**Supplied data**
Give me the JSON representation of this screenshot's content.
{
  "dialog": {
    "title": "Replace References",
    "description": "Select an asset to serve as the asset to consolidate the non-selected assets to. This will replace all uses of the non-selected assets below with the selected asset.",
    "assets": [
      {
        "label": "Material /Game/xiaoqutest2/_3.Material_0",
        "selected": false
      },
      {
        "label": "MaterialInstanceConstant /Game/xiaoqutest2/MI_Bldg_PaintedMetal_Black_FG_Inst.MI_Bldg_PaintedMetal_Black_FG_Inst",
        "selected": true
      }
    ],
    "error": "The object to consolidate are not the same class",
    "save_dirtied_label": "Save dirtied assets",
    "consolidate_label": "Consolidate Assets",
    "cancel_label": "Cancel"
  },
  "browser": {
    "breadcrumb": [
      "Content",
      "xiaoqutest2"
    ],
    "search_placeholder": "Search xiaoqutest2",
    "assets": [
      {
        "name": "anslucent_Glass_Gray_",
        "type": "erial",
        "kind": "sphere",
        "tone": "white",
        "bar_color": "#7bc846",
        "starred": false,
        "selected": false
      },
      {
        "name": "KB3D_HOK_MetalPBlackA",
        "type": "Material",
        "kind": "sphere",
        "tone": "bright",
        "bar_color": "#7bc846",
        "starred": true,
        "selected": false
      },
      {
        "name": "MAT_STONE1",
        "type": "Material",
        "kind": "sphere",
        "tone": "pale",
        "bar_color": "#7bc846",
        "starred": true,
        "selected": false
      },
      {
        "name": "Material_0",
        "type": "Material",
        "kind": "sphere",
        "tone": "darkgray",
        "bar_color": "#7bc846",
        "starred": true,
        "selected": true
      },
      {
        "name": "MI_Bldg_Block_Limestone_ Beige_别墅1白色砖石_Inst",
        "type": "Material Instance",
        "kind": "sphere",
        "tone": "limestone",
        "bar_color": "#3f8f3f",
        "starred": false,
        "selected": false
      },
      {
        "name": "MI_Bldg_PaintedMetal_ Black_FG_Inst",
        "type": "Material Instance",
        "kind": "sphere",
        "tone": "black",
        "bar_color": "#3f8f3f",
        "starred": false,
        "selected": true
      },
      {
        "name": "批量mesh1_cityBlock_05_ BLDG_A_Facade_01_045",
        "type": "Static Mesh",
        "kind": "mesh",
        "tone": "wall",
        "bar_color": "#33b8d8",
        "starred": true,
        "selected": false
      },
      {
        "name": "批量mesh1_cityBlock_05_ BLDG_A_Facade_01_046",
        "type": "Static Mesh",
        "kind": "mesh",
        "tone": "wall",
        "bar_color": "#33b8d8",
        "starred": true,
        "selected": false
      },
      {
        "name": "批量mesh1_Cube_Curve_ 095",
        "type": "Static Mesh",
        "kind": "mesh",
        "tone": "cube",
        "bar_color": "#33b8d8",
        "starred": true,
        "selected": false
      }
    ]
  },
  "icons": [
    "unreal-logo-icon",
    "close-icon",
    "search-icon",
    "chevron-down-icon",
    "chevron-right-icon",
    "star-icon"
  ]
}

**Given instruction**
Reproduce the full listing exactly.

**Full solution**
Give me the JSON representation of this screenshot's content.
{
  "dialog": {
    "title": "Replace References",
    "description": "Select an asset to serve as the asset to consolidate the non-selected assets to. This will replace all uses of the non-selected assets below with the selected asset.",
    "assets": [
      {
        "label": "Material /Game/xiaoqutest2/_3.Material_0",
        "selected": false
      },
      {
        "label": "MaterialInstanceConstant /Game/xiaoqutest2/MI_Bldg_PaintedMetal_Black_FG_Inst.MI_Bldg_PaintedMetal_Black_FG_Inst",
        "selected": true
      }
    ],
    "error": "The object to consolidate are not the same class",
    "save_dirtied_label": "Save dirtied assets",
    "consolidate_label": "Consolidate Assets",
    "cancel_label": "Cancel"
  },
  "browser": {
    "breadcrumb": [
      "Content",
      "xiaoqutest2"
    ],
    "search_placeholder": "Search xiaoqutest2",
    "assets": [
      {
        "name": "anslucent_Glass_Gray_",
        "type": "erial",
        "kind": "sphere",
        "tone": "white",
        "bar_color": "#7bc846",
        "starred": false,
        "selected": false
      },
      {
        "name": "KB3D_HOK_MetalPBlackA",
        "type": "Material",
        "kind": "sphere",
        "tone": "bright",
        "bar_color": "#7bc846",
        "starred": true,
        "selected": false
      },
      {
        "name": "MAT_STONE1",
        "type": "Material",
        "kind": "sphere",
        "tone": "pale",
        "bar_color": "#7bc846",
        "starred": true,
        "selected": false
      },
      {
        "name": "Material_0",
        "type": "Material",
        "kind": "sphere",
        "tone": "darkgray",
        "bar_color": "#7bc846",
        "starred": true,
        "selected": true
      },
      {
        "name": "MI_Bldg_Block_Limestone_ Beige_别墅1白色砖石_Inst",
        "type": "Material Instance",
        "kind": "sphere",
        "tone": "limestone",
        "bar_color": "#3f8f3f",
        "starred": false,
        "selected": false
      },
      {
        "name": "MI_Bldg_PaintedMetal_ Black_FG_Inst",
        "type": "Material Instance",
        "kind": "sphere",
        "tone": "black",
        "bar_color": "#3f8f3f",
        "starred": false,
        "selected": true
      },
      {
        "name": "批量mesh1_cityBlock_05_ BLDG_A_Facade_01_045",
        "type": "Static Mesh",
        "kind": "mesh",
        "tone": "wall",
        "bar_color": "#33b8d8",
        "starred": true,
        "selected": false
      },
      {
        "name": "批量mesh1_cityBlock_05_ BLDG_A_Facade_01_046",
        "type": "Static Mesh",
        "kind": "mesh",
        "tone": "wall",
        "bar_color": "#33b8d8",
        "starred": true,
        "selected": false
      },
      {
        "name": "批量mesh1_Cube_Curve_ 095",
        "type": "Static Mesh",
        "kind": "mesh",
        "tone": "cube",
        "bar_color": "#33b8d8",
        "starred": true,
        "selected": false
      }
    ]
  },
  "icons": [
    "unreal-logo-icon",
    "close-icon",
    "search-icon",
    "chevron-down-icon",
    "chevron-right-icon",
    "star-icon"
  ]
}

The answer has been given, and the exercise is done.